**Stated task**
Will you print the rows below unchanged, starting at the one that contains "heatmap-cell [148, 222, 152, 227]" and ending at the one that contains "heatmap-cell [327, 242, 330, 247]", with both of those included?

** START Source material **

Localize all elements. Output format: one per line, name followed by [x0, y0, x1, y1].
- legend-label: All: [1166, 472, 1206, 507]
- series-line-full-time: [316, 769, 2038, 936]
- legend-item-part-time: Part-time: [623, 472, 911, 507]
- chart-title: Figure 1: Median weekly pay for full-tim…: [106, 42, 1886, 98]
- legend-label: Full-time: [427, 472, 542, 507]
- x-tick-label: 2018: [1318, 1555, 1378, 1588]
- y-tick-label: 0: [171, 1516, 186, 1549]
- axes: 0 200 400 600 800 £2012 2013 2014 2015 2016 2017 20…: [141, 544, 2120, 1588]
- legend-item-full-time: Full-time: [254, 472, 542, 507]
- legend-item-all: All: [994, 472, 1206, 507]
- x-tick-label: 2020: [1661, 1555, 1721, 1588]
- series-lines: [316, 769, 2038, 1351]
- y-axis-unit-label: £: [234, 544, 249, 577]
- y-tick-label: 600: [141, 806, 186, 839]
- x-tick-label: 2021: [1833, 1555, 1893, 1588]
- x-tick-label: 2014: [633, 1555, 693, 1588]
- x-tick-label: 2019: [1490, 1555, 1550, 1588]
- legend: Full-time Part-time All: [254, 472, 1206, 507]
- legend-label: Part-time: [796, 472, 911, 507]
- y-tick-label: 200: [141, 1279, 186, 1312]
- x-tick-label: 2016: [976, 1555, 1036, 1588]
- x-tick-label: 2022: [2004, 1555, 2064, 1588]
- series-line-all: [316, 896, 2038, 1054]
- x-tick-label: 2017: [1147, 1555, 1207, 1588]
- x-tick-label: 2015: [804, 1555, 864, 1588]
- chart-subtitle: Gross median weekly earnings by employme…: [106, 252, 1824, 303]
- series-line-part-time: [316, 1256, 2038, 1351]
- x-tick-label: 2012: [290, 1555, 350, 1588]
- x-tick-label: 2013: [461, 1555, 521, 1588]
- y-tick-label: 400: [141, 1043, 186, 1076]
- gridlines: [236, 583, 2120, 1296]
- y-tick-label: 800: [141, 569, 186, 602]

** END Source material **
** START Source material **

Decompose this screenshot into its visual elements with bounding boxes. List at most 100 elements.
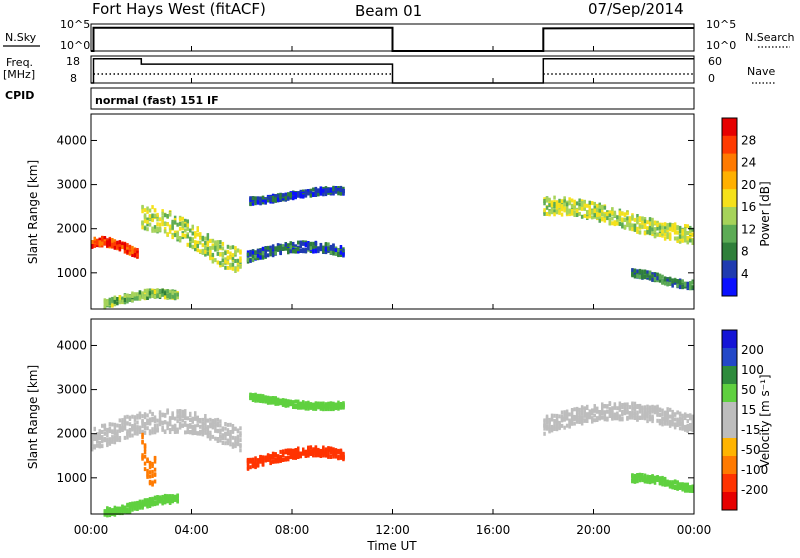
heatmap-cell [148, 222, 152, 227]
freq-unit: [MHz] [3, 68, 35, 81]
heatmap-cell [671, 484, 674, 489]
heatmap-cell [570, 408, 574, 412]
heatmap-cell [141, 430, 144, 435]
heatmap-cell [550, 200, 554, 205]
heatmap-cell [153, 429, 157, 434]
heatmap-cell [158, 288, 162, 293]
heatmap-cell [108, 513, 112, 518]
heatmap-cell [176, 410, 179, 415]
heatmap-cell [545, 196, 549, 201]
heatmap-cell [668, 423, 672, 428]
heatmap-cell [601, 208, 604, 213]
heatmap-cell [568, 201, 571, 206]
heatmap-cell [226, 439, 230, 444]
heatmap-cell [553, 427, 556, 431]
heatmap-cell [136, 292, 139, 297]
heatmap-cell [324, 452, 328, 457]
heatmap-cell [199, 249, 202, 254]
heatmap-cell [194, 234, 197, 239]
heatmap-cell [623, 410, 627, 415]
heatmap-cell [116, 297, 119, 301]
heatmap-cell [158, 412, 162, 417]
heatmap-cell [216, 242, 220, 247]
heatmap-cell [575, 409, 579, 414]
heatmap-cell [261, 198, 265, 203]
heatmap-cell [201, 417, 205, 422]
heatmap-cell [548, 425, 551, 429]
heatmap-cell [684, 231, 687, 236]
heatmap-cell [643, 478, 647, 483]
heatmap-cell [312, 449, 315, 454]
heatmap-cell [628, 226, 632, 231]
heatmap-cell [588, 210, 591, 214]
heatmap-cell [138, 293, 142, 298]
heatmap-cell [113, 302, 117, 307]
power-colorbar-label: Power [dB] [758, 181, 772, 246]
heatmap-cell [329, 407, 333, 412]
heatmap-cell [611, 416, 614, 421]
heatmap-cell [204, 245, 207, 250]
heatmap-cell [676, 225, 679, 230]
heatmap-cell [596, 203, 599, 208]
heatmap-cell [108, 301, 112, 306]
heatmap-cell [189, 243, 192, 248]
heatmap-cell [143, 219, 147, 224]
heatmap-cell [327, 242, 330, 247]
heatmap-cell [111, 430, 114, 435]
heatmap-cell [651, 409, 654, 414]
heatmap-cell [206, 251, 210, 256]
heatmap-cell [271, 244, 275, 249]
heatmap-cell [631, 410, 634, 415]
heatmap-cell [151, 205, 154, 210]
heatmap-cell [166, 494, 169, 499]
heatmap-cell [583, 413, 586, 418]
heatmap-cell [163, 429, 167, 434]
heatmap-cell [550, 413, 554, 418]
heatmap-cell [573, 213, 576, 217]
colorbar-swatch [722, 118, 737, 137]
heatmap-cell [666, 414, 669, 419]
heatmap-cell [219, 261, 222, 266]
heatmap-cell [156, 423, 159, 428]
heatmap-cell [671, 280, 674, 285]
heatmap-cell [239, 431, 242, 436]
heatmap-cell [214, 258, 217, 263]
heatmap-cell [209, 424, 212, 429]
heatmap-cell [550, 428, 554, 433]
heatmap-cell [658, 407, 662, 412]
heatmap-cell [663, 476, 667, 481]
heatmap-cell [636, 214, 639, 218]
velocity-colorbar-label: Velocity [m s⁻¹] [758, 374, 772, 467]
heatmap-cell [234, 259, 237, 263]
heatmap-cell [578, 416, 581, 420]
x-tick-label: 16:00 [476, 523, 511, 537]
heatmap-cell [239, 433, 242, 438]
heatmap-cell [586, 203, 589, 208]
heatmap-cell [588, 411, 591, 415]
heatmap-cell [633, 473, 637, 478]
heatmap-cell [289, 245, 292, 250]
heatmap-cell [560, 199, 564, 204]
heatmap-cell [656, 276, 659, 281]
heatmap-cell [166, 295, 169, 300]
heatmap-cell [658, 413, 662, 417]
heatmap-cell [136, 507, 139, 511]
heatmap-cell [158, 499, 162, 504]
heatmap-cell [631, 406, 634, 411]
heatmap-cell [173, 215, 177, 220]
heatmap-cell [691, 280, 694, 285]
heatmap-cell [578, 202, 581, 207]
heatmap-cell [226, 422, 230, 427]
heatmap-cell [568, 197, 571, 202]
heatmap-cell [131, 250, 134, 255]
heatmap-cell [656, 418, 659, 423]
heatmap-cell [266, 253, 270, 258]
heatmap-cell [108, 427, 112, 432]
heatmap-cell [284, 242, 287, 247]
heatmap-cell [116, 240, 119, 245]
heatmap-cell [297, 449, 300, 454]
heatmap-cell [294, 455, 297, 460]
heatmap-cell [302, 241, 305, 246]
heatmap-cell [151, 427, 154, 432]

** END Source material **

**Correct result**
heatmap-cell [148, 222, 152, 227]
freq-unit: [MHz] [3, 68, 35, 81]
heatmap-cell [671, 484, 674, 489]
heatmap-cell [570, 408, 574, 412]
heatmap-cell [141, 430, 144, 435]
heatmap-cell [550, 200, 554, 205]
heatmap-cell [153, 429, 157, 434]
heatmap-cell [158, 288, 162, 293]
heatmap-cell [108, 513, 112, 518]
heatmap-cell [176, 410, 179, 415]
heatmap-cell [545, 196, 549, 201]
heatmap-cell [668, 423, 672, 428]
heatmap-cell [601, 208, 604, 213]
heatmap-cell [568, 201, 571, 206]
heatmap-cell [226, 439, 230, 444]
heatmap-cell [553, 427, 556, 431]
heatmap-cell [136, 292, 139, 297]
heatmap-cell [324, 452, 328, 457]
heatmap-cell [199, 249, 202, 254]
heatmap-cell [194, 234, 197, 239]
heatmap-cell [623, 410, 627, 415]
heatmap-cell [116, 297, 119, 301]
heatmap-cell [158, 412, 162, 417]
heatmap-cell [216, 242, 220, 247]
heatmap-cell [575, 409, 579, 414]
heatmap-cell [261, 198, 265, 203]
heatmap-cell [201, 417, 205, 422]
heatmap-cell [548, 425, 551, 429]
heatmap-cell [684, 231, 687, 236]
heatmap-cell [643, 478, 647, 483]
heatmap-cell [312, 449, 315, 454]
heatmap-cell [628, 226, 632, 231]
heatmap-cell [588, 210, 591, 214]
heatmap-cell [138, 293, 142, 298]
heatmap-cell [113, 302, 117, 307]
power-colorbar-label: Power [dB] [758, 181, 772, 246]
heatmap-cell [329, 407, 333, 412]
heatmap-cell [611, 416, 614, 421]
heatmap-cell [204, 245, 207, 250]
heatmap-cell [676, 225, 679, 230]
heatmap-cell [596, 203, 599, 208]
heatmap-cell [108, 301, 112, 306]
heatmap-cell [189, 243, 192, 248]
heatmap-cell [143, 219, 147, 224]
heatmap-cell [327, 242, 330, 247]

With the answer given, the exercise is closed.